* [Your goal]: Return the listing's lines from its first line through the line containing "point-july — [653, 507, 664, 517]", both included, without any changes.

Coordinate annotation records:
-- -- --

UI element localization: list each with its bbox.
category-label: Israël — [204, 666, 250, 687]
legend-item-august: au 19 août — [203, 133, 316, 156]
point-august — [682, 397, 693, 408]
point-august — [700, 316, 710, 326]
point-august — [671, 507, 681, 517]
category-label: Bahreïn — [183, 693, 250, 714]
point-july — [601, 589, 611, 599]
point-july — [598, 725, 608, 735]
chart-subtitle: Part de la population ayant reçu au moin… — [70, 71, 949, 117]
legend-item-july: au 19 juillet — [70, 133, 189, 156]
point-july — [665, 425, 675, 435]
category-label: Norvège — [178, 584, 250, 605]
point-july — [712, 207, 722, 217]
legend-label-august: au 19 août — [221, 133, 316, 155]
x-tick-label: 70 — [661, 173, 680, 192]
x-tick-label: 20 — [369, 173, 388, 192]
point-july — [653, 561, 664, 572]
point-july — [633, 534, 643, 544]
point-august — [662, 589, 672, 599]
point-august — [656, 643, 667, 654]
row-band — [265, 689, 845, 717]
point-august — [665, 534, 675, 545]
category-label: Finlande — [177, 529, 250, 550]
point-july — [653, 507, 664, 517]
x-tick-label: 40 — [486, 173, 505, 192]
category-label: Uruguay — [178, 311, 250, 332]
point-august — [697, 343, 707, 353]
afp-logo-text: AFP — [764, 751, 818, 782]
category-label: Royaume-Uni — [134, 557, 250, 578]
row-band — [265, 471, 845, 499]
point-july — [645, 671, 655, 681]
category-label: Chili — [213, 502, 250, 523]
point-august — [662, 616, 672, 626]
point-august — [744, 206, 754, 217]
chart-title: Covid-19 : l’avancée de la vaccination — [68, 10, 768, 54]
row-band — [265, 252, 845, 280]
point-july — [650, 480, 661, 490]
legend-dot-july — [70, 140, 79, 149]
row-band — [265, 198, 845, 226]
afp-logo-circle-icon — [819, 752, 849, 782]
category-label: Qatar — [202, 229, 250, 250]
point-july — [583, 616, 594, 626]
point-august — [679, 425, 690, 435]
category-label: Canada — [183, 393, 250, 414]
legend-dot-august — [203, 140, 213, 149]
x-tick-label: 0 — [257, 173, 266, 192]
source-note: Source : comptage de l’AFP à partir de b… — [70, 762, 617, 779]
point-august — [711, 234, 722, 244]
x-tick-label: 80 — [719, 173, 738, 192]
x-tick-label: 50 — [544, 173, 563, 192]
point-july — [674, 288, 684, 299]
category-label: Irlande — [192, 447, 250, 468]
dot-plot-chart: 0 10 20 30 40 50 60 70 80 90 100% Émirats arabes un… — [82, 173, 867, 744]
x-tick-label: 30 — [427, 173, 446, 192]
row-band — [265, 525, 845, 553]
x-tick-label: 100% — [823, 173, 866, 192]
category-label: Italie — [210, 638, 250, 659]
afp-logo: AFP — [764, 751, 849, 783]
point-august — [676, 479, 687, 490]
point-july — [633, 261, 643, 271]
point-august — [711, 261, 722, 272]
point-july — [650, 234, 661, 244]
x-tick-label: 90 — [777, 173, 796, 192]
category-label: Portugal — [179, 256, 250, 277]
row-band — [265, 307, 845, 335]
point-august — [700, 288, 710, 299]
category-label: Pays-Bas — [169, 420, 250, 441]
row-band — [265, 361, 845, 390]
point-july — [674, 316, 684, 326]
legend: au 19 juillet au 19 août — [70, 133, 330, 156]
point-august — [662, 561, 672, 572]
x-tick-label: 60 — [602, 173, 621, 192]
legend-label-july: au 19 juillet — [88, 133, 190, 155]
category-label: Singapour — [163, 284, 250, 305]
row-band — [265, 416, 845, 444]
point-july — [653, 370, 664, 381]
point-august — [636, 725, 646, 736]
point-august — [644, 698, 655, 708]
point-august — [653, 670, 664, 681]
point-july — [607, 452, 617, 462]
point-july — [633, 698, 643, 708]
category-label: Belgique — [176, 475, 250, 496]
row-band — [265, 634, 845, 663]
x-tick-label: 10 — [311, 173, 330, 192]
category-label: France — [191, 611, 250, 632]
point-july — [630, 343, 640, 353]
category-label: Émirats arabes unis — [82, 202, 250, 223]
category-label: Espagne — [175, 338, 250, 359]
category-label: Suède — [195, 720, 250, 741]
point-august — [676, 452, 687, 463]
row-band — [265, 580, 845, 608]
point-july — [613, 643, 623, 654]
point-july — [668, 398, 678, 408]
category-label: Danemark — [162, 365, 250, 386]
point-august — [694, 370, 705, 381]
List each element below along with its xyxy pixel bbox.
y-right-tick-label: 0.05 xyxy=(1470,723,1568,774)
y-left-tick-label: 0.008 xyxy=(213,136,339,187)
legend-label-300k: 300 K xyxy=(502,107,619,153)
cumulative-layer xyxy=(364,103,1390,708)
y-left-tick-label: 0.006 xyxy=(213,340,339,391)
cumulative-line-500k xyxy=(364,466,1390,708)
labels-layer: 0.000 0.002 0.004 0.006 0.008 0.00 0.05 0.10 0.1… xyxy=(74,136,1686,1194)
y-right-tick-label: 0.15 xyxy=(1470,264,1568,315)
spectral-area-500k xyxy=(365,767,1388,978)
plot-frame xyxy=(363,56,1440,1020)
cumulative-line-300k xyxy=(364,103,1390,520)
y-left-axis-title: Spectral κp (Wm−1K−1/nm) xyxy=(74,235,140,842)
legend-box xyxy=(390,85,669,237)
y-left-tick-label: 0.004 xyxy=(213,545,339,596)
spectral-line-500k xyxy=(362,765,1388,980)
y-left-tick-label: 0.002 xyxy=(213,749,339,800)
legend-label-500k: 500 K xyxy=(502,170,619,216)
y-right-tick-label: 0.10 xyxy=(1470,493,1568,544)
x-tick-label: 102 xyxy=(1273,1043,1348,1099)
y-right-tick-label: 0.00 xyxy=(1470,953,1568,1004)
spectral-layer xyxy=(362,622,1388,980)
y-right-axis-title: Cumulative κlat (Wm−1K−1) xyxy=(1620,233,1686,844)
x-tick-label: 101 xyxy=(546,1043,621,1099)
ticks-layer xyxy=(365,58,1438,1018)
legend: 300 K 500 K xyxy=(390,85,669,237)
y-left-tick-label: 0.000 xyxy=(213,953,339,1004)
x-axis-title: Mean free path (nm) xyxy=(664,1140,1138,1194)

-- -- --

* [The solution]:
UI element localization: list each with its bbox.
category-label: Israël — [204, 666, 250, 687]
legend-item-august: au 19 août — [203, 133, 316, 156]
point-august — [682, 397, 693, 408]
point-august — [700, 316, 710, 326]
point-august — [671, 507, 681, 517]
category-label: Bahreïn — [183, 693, 250, 714]
point-july — [601, 589, 611, 599]
point-july — [598, 725, 608, 735]
chart-subtitle: Part de la population ayant reçu au moin… — [70, 71, 949, 117]
legend-item-july: au 19 juillet — [70, 133, 189, 156]
point-july — [665, 425, 675, 435]
category-label: Norvège — [178, 584, 250, 605]
point-july — [712, 207, 722, 217]
legend-label-august: au 19 août — [221, 133, 316, 155]
x-tick-label: 70 — [661, 173, 680, 192]
x-tick-label: 20 — [369, 173, 388, 192]
point-july — [653, 561, 664, 572]
point-july — [633, 534, 643, 544]
point-august — [662, 589, 672, 599]
point-august — [656, 643, 667, 654]
row-band — [265, 689, 845, 717]
point-august — [665, 534, 675, 545]
category-label: Finlande — [177, 529, 250, 550]
point-july — [653, 507, 664, 517]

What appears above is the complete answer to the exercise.